# What the exercise asks
Copy out the items from the line with "q5-answer: 【答案】D bbox=[118, 925, 190, 942]" to the line with "q4-detail-line: B、 将已经染色的根尖置于载玻片上，加一滴清水后", keeping every character unchanged.

──────── Data for this exercise

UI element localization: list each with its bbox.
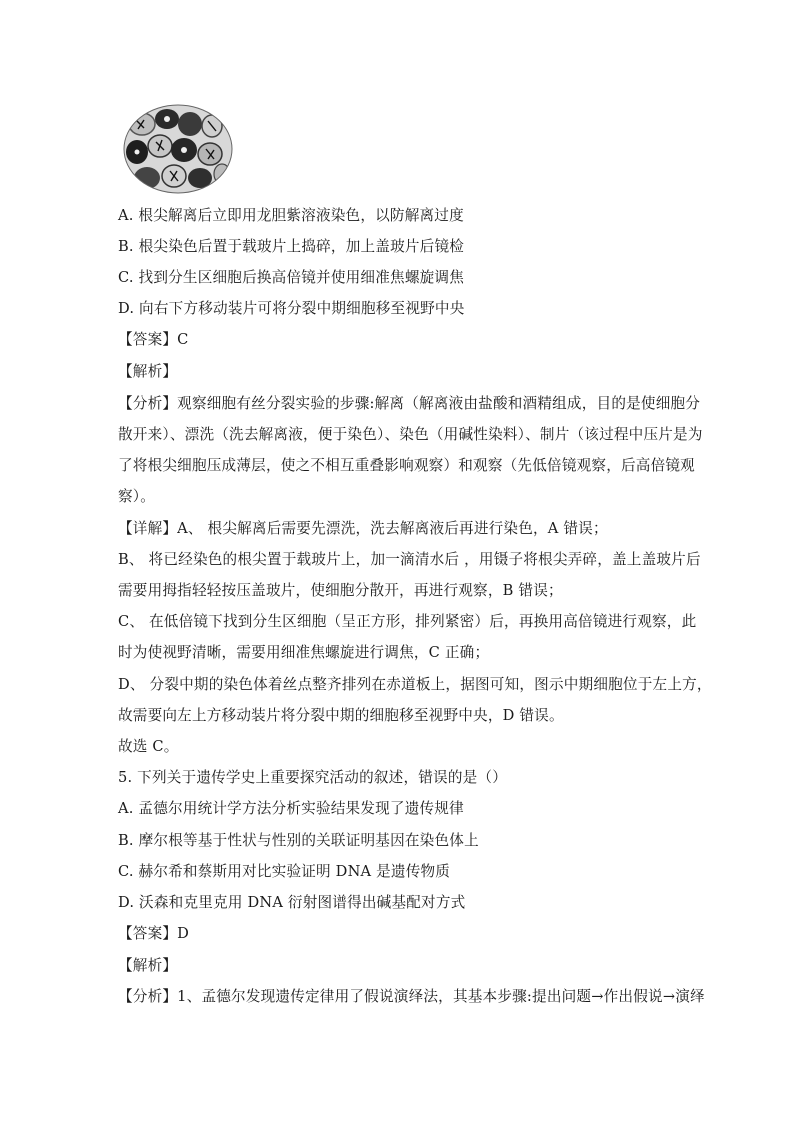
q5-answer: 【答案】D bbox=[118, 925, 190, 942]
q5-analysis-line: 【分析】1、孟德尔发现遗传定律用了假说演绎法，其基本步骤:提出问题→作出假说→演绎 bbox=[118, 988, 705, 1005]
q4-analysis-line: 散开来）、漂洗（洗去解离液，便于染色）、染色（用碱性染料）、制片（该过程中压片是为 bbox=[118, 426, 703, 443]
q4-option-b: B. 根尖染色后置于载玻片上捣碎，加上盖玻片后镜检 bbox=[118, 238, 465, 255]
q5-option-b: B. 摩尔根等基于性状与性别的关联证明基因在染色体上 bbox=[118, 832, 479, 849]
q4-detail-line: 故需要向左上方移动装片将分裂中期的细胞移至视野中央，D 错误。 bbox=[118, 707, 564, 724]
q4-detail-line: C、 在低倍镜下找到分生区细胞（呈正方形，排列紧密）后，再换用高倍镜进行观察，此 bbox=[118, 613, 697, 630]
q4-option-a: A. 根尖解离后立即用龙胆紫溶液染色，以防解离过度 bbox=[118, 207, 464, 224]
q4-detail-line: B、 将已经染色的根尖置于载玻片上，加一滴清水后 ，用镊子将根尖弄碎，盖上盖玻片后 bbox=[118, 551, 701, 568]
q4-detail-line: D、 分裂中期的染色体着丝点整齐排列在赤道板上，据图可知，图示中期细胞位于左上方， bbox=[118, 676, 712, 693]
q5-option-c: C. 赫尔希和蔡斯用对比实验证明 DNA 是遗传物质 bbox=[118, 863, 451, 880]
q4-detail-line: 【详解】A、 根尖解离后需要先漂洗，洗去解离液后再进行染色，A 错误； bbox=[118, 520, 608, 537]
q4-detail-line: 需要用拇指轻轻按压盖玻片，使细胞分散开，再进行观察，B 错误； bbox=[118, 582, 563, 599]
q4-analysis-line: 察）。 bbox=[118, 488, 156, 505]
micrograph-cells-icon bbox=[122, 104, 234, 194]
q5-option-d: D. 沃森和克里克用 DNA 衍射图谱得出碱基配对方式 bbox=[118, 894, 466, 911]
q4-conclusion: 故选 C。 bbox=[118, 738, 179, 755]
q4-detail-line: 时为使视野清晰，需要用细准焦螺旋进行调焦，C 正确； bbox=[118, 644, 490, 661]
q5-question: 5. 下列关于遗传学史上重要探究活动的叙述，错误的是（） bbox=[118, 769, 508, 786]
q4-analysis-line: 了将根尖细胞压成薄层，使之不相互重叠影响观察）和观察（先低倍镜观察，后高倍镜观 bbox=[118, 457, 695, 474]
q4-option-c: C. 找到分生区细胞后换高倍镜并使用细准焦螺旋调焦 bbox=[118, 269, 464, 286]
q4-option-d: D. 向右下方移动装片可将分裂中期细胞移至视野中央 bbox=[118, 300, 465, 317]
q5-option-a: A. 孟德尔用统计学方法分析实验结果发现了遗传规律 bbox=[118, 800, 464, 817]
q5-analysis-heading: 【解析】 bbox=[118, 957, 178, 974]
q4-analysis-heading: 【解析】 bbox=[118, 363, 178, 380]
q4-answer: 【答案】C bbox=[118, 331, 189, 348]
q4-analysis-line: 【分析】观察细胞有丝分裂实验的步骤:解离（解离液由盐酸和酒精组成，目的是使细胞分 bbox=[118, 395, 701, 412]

────────────────

# Problem solution
q5-answer: 【答案】D bbox=[118, 925, 190, 942]
q5-analysis-line: 【分析】1、孟德尔发现遗传定律用了假说演绎法，其基本步骤:提出问题→作出假说→演绎 bbox=[118, 988, 705, 1005]
q4-analysis-line: 散开来）、漂洗（洗去解离液，便于染色）、染色（用碱性染料）、制片（该过程中压片是为 bbox=[118, 426, 703, 443]
q4-option-b: B. 根尖染色后置于载玻片上捣碎，加上盖玻片后镜检 bbox=[118, 238, 465, 255]
q5-option-b: B. 摩尔根等基于性状与性别的关联证明基因在染色体上 bbox=[118, 832, 479, 849]
q4-detail-line: 故需要向左上方移动装片将分裂中期的细胞移至视野中央，D 错误。 bbox=[118, 707, 564, 724]
q4-detail-line: C、 在低倍镜下找到分生区细胞（呈正方形，排列紧密）后，再换用高倍镜进行观察，此 bbox=[118, 613, 697, 630]
q4-option-a: A. 根尖解离后立即用龙胆紫溶液染色，以防解离过度 bbox=[118, 207, 464, 224]
q4-detail-line: B、 将已经染色的根尖置于载玻片上，加一滴清水后 ，用镊子将根尖弄碎，盖上盖玻片后 bbox=[118, 551, 701, 568]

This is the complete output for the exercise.